AUFGABENSTELLUNG 1:
Gib den Abschnitt aus dem Text über Entfremdung in Beziehungen wortgetreu wieder, beginnend bei "Gehst du mit mir mit" und endend bei "voneinander zu entfernen...".
AUFGABENSTELLUNG 2:
Übertrage den Satz "Vermutlich ist das Ganze eine Gratwanderung, die man erst lernen muss zu beherrschen." aus dem Text über Entfremdung in Beziehungen ins Englische.

AUSGANGSTEXT:
####################
Oft ist es ja so, dass die Entfremdung zunächst eher andere Menschen feststellen als man selber. So wie meine Mama das Ende meines bisherigen Lebens vor gut sieben Jahren kommentierte: "Ich hab schon vor zwei Jahren gespürt, dass von euch beiden immer mehr jeder seins machte... Und es somit nur doch eine Frage der Zeit war."
Versteht mich nicht falsch: Ich muss mit einem Partner nicht gemeinsam aufs Klo gehen und an seinen Beinen häng ich weiß Gott auch nicht, wenn er ohne mich das Haus verlässt. Ich möchte genauso ohne ihn gehen und atmen und dann heimkehren können mit einem guten Gefühl, dass man aneinander kuschelt und sich erzählt. Vermutlich ist das Ganze eine Gratwanderung, die man erst lernen muss zu beherrschen. Aber wahrscheinlich ist das alles eher auch eine Frage der Priorität.

Ich geb' nicht auf. Gehst du mit mir?
Gehst du mit mir mit auf uns zu?

Fällt dir nichts ein? Komm leg nicht auf,
komm reg dich auf und komm zur Ruh'..

Noch immer, nach dem hunderttausendsten Male Hören bekomm ich Gänsehaut bei den Klängen, bei den Lyrics... Erst heute las ich wieder ein Zitat: "....Die Summe des Lebens sind die Stunden, in denen wir lieben..." Das ging mir genauso unter die Haut. Ehrliches, aufrichtiges Lieben. Eins, das keine Ausreden oder Lügen birgt. Das genug Raum für jeden lässt, ohne dennoch voneinander zu entfernen...

Ich brauch jetzt einen Kaffee - wer noch?
####################
GEGEBENES MATERIAL:
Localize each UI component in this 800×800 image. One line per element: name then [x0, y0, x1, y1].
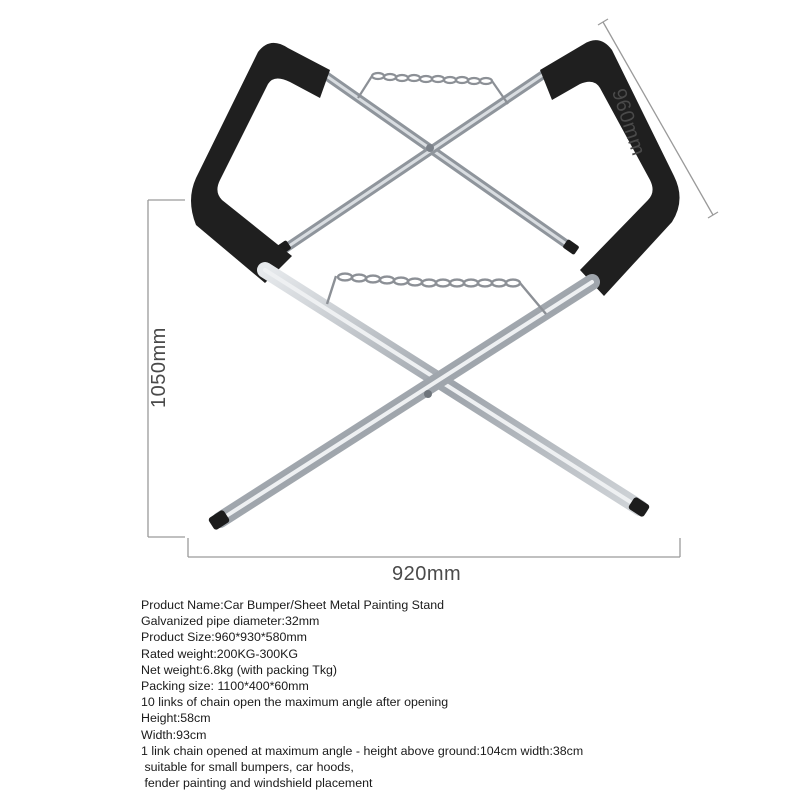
front-chain	[327, 274, 546, 314]
spec-line: 1 link chain opened at maximum angle - height above ground:104cm width:38cm	[141, 743, 584, 758]
back-frame	[274, 70, 579, 256]
spec-line: Net weight:6.8kg (with packing Tkg)	[141, 662, 338, 677]
front-frame	[208, 270, 651, 531]
spec-line: Width:93cm	[141, 727, 207, 742]
spec-line: Galvanized pipe diameter:32mm	[141, 614, 320, 629]
width-dimension-label: 920mm	[392, 563, 462, 585]
spec-line: 10 links of chain open the maximum angle after opening	[141, 695, 449, 710]
foam-handle-right	[540, 40, 680, 296]
foam-handle-frame	[191, 43, 330, 283]
spec-line: suitable for small bumpers, car hoods,	[141, 760, 354, 775]
product-specifications	[141, 597, 781, 791]
spec-line: fender painting and windshield placement	[141, 776, 373, 791]
spec-line: Packing size: 1100*400*60mm	[141, 679, 309, 694]
spec-line: Height:58cm	[141, 711, 211, 726]
depth-dimension-label: 960mm	[607, 86, 650, 159]
spec-line: Product Size:960*930*580mm	[141, 630, 307, 645]
spec-line: Product Name:Car Bumper/Sheet Metal Painting Stand	[141, 598, 445, 612]
height-dimension-label: 1050mm	[148, 327, 170, 408]
spec-line: Rated weight:200KG-300KG	[141, 646, 299, 661]
back-chain	[358, 73, 508, 104]
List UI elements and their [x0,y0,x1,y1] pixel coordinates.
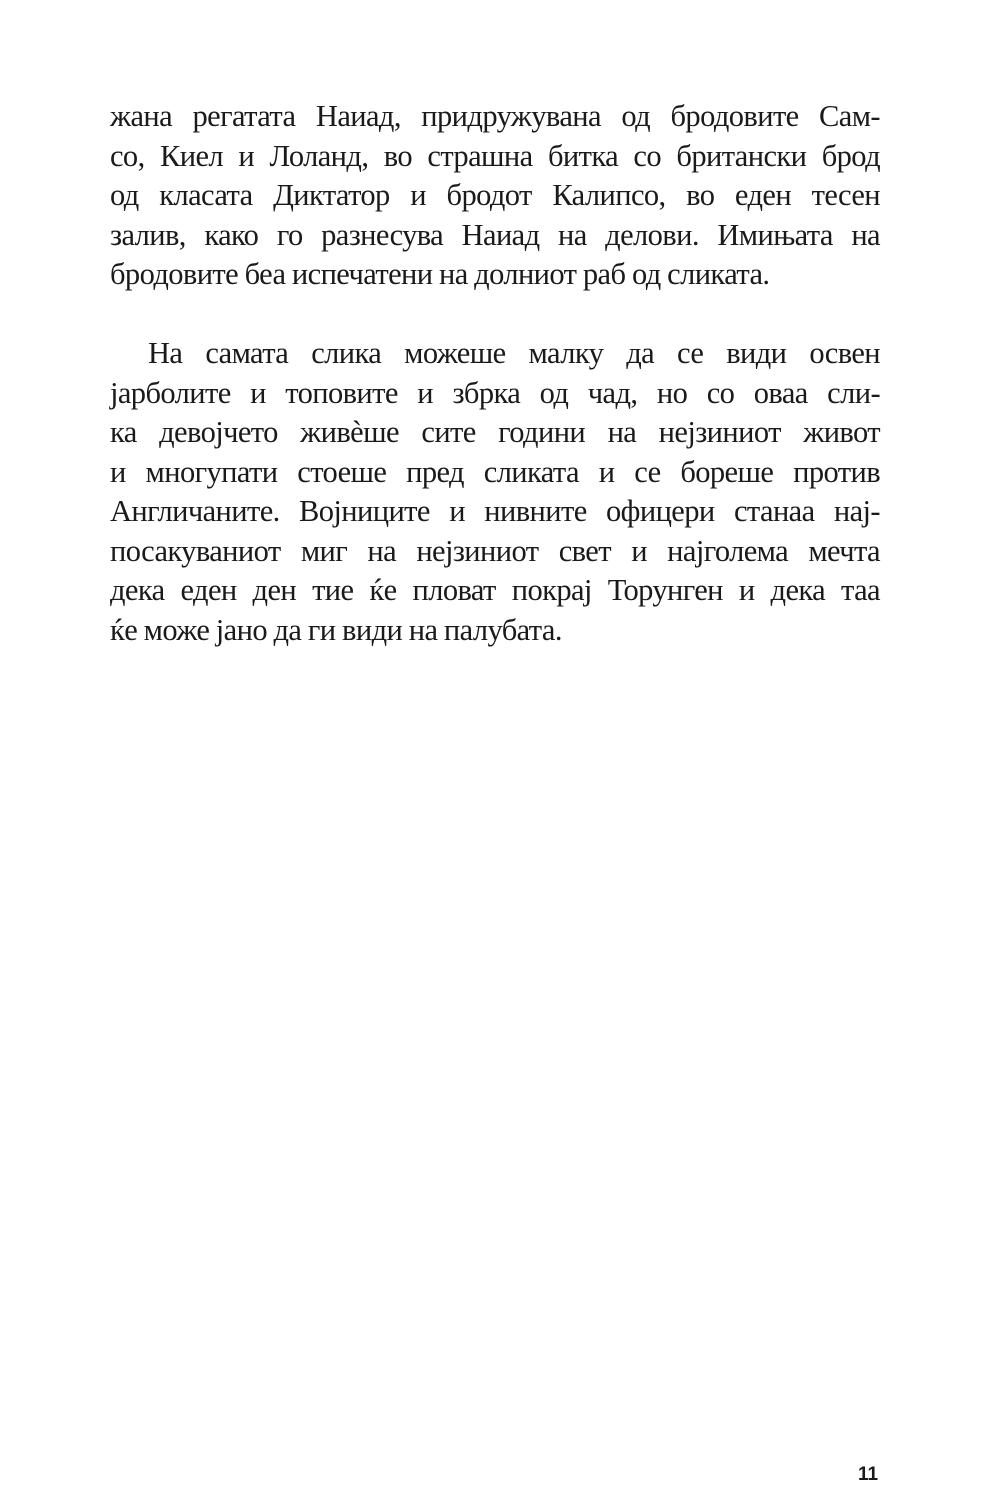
text-line: од класата Диктатор и бродот Калипсо, во еден тесен [110,178,880,212]
text-line: На самата слика можеше малку да се види освен [148,336,880,370]
text-line: со, Киел и Лоланд, во страшна битка со британски брод [110,138,880,173]
paragraph-1 [110,97,880,295]
paragraph-2 [110,334,880,650]
text-line: дека еден ден тие ќе пловат покрај Торунген и дека таа [110,573,880,607]
text-line: жана регатата Наиад, придружувана од бродовите Сам- [110,99,880,133]
text-line: ќе може јано да ги види на палубата. [110,612,562,647]
page-number: 11 [858,1464,879,1485]
text-line: посакуваниот миг на нејзиниот свет и најголема мечта [110,533,880,568]
text-line: и многупати стоеше пред сликата и се бореше против [110,454,880,489]
text-line: ка девојчето живѐше сите години на нејзиниот живот [110,415,880,449]
text-line: Англичаните. Војниците и нивните офицери станаа нај- [110,494,880,528]
text-line: бродовите беа испечатени на долниот раб од сликата. [110,257,770,291]
text-line: јарболите и топовите и збрка од чад, но со оваа сли- [110,375,880,410]
text-line: залив, како го разнесува Наиад на делови. Имињата на [110,217,880,252]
####################
RICHTIGE ANTWORT 1:
Gehst du mit mir mit auf uns zu?

Fällt dir nichts ein? Komm leg nicht auf,
komm reg dich auf und komm zur Ruh'..

Noch immer, nach dem hunderttausendsten Male Hören bekomm ich Gänsehaut bei den Klängen, bei den Lyrics... Erst heute las ich wieder ein Zitat: "....Die Summe des Lebens sind die Stunden, in denen wir lieben..." Das ging mir genauso unter die Haut. Ehrliches, aufrichtiges Lieben. Eins, das keine Ausreden oder Lügen birgt. Das genug Raum für jeden lässt, ohne dennoch voneinander zu entfernen...

RICHTIGE ANTWORT 2:
Presumably the whole thing is a balancing act that one first has to learn to master.